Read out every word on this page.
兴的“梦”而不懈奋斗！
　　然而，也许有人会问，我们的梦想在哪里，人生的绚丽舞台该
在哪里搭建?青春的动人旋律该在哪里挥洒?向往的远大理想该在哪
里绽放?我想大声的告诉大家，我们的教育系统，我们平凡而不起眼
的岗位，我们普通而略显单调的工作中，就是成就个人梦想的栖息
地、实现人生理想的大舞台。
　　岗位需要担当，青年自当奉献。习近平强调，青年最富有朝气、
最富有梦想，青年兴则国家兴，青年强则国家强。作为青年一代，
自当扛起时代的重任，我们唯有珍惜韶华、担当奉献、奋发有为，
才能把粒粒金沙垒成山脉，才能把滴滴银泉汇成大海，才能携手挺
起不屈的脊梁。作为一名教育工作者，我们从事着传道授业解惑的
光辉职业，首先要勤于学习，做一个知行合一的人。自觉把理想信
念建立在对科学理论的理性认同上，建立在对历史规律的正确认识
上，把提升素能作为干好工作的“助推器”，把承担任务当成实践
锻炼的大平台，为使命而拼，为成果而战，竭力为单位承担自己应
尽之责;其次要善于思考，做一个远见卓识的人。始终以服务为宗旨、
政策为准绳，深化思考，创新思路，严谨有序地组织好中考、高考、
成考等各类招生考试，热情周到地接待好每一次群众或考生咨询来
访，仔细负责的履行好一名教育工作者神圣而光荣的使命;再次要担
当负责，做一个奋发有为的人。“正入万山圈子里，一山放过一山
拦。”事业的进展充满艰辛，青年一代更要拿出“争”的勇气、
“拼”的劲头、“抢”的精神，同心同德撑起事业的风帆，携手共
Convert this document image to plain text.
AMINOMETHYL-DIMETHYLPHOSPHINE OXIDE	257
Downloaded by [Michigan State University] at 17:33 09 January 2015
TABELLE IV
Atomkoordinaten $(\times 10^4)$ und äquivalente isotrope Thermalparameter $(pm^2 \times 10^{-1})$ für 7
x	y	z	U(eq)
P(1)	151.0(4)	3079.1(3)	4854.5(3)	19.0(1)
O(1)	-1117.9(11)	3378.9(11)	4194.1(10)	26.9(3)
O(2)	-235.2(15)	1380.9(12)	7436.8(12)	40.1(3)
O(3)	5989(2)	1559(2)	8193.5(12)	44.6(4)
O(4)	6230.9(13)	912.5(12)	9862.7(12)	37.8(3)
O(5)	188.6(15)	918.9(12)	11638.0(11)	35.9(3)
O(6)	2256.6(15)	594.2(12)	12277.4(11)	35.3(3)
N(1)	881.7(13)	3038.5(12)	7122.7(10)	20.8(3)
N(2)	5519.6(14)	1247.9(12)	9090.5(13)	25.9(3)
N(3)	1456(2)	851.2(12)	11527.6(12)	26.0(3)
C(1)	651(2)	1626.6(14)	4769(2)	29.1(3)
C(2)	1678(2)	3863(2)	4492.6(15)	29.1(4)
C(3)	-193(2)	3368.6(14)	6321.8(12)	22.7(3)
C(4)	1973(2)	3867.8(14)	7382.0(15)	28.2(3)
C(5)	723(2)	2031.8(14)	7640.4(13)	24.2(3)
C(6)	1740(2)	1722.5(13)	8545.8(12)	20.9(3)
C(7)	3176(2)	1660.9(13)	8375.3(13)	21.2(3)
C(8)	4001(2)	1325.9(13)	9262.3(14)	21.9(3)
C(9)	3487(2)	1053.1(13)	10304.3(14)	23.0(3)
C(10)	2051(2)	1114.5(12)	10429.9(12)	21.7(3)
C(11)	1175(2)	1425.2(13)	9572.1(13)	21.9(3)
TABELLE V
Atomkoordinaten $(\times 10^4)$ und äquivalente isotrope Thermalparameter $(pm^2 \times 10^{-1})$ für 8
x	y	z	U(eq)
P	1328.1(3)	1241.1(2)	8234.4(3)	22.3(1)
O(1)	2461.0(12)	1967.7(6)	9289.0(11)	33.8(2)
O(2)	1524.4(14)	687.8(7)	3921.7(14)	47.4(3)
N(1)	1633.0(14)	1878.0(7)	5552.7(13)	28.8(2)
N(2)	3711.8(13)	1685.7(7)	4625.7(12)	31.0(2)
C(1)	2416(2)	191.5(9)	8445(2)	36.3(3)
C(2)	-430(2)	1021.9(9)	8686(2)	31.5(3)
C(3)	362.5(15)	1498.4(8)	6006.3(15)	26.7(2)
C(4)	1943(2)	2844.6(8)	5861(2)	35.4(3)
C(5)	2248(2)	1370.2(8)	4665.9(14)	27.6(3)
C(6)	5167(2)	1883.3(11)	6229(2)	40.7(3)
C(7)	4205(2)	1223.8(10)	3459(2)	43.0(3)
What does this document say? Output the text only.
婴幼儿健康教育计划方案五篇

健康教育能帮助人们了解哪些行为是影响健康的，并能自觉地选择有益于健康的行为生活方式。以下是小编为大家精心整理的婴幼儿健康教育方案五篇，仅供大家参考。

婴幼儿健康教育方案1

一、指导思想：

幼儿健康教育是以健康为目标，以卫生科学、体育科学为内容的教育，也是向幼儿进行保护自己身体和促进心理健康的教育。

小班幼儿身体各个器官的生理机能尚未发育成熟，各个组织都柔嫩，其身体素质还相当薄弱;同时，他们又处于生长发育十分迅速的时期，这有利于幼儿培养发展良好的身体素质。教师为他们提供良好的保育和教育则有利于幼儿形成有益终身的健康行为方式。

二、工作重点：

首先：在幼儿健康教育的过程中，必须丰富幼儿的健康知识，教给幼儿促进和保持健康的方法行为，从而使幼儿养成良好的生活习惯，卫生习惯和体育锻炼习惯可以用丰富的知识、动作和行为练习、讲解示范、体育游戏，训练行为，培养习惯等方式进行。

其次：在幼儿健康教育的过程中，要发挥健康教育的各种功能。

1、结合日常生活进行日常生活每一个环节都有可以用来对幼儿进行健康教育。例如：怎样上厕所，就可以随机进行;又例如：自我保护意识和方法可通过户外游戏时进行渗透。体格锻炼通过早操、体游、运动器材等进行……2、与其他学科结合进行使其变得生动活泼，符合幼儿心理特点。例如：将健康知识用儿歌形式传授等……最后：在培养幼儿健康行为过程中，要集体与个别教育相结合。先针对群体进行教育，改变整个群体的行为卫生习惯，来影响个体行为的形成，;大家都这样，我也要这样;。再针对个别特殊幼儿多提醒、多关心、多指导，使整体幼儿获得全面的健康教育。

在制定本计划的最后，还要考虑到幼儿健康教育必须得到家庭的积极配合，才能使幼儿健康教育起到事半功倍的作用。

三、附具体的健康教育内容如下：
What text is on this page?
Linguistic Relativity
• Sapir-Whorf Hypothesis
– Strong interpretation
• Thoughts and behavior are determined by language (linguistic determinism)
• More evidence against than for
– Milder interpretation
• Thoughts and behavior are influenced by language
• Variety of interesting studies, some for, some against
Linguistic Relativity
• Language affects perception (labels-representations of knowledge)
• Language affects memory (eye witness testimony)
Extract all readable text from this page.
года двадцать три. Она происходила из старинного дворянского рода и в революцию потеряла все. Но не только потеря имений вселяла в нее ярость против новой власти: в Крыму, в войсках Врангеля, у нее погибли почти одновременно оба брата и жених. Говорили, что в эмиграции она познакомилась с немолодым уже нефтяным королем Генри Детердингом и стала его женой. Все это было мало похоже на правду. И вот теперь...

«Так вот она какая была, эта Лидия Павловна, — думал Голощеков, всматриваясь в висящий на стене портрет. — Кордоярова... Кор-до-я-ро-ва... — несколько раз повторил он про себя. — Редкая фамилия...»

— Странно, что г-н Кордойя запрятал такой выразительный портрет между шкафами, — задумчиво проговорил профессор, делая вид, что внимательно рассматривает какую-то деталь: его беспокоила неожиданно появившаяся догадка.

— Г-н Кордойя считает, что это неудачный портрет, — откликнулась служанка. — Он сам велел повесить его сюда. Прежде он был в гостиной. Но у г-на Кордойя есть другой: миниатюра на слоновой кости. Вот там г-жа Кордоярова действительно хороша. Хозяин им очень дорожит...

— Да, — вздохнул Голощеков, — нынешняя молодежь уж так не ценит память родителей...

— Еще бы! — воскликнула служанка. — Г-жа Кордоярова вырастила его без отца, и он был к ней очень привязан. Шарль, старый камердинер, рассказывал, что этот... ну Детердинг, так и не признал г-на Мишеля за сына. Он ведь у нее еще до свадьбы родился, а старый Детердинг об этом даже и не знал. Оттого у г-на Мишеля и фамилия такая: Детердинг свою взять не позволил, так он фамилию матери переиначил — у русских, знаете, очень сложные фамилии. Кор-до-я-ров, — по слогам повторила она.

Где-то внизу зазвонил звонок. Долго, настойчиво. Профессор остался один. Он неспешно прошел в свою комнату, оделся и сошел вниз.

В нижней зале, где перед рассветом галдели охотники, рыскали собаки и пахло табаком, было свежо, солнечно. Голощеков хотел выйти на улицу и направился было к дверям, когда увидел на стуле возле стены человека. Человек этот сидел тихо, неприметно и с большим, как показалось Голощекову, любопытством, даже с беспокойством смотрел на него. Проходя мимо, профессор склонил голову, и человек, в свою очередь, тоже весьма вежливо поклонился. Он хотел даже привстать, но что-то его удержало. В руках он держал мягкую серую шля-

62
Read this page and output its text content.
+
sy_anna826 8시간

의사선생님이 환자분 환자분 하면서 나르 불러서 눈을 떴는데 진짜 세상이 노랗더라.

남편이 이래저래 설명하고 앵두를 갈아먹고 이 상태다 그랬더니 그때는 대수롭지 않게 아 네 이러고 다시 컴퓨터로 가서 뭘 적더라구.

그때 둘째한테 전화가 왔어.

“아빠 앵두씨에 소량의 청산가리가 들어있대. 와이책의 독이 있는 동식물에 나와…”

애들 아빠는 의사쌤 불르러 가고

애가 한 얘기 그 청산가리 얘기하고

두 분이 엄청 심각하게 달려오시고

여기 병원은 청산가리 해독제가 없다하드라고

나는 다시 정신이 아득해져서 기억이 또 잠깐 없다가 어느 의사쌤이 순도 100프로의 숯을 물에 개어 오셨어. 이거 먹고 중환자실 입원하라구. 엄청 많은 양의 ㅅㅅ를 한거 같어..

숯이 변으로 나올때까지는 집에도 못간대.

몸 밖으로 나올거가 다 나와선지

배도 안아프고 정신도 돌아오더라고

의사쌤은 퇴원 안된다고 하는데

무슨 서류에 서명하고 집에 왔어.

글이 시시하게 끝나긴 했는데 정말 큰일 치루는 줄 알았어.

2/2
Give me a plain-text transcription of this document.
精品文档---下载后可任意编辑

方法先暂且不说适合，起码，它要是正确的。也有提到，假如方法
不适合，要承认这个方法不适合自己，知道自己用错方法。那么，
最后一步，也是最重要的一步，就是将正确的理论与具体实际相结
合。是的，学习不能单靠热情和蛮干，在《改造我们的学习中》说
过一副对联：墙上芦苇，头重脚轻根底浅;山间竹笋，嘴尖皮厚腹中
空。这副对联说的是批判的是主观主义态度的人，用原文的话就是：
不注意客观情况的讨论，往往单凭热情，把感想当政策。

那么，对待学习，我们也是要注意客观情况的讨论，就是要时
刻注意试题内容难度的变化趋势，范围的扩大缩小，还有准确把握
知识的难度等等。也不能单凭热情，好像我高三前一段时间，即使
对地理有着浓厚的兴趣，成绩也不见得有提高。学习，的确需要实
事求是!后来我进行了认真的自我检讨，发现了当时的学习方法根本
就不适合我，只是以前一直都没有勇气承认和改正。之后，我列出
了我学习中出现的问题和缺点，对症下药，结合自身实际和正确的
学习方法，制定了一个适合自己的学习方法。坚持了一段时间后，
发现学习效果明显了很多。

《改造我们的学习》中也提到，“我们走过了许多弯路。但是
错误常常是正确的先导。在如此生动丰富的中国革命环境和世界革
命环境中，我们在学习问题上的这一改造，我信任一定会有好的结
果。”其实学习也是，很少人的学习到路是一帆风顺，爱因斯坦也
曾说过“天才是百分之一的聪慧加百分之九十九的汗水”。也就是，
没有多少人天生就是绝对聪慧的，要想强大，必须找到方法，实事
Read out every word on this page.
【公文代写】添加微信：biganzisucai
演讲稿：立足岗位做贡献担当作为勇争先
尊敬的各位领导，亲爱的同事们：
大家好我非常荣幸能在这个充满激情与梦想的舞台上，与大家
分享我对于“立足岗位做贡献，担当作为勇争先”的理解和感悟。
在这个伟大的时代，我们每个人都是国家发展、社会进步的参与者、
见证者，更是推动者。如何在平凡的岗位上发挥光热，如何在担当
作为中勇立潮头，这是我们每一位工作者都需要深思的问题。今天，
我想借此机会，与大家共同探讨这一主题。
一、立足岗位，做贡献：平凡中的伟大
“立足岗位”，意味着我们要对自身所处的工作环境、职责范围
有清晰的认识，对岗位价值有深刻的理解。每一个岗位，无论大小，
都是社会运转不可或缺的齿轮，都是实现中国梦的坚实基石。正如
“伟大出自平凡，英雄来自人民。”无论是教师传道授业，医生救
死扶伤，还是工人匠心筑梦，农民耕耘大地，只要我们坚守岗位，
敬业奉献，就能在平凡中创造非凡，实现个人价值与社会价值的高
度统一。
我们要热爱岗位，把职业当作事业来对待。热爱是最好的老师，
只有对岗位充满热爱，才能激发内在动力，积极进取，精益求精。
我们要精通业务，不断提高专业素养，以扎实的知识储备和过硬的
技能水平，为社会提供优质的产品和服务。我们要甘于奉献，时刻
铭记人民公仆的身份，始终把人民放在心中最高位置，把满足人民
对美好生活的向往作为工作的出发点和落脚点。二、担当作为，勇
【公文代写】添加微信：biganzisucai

TASK:
In the records above, tally the lines where the word "Thermalparameter" appears, and give the number and nothing else.

EXERCISE RESULT:
2